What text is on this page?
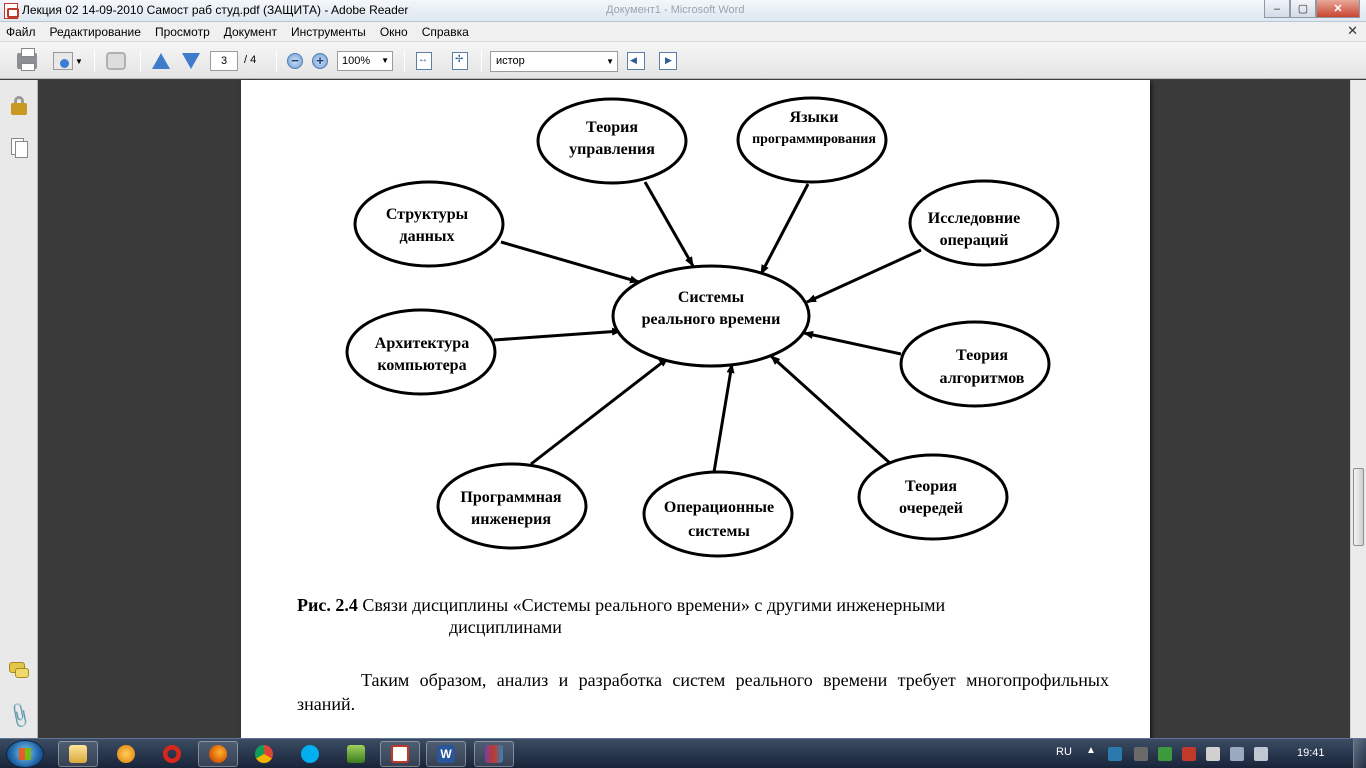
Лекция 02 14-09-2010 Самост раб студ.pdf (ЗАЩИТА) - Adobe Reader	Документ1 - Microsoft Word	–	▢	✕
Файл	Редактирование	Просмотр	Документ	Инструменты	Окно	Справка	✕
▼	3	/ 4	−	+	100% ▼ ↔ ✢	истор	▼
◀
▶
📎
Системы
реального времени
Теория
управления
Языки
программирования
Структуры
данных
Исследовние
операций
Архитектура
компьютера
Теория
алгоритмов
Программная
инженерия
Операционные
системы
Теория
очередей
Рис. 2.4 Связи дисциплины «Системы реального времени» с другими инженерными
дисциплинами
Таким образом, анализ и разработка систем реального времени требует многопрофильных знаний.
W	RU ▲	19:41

== INSTRUCTION ==
Reproduce all of the material exactly, apart from the pictures.

== TASK RESPONSE ==
What text is on this page?
Лекция 02 14-09-2010 Самост раб студ.pdf (ЗАЩИТА) - Adobe Reader	Документ1 - Microsoft Word	–	▢	✕
Файл	Редактирование	Просмотр	Документ	Инструменты	Окно	Справка	✕
▼	3	/ 4	−	+	100% ▼ ↔ ✢	истор	▼
◀
▶
📎
Системы
реального времени
Теория
управления
Языки
программирования
Структуры
данных
Исследовние
операций
Архитектура
компьютера
Теория
алгоритмов
Программная
инженерия
Операционные
системы
Теория
очередей
Рис. 2.4 Связи дисциплины «Системы реального времени» с другими инженерными
дисциплинами
Таким образом, анализ и разработка систем реального времени требует многопрофильных знаний.
W	RU ▲	19:41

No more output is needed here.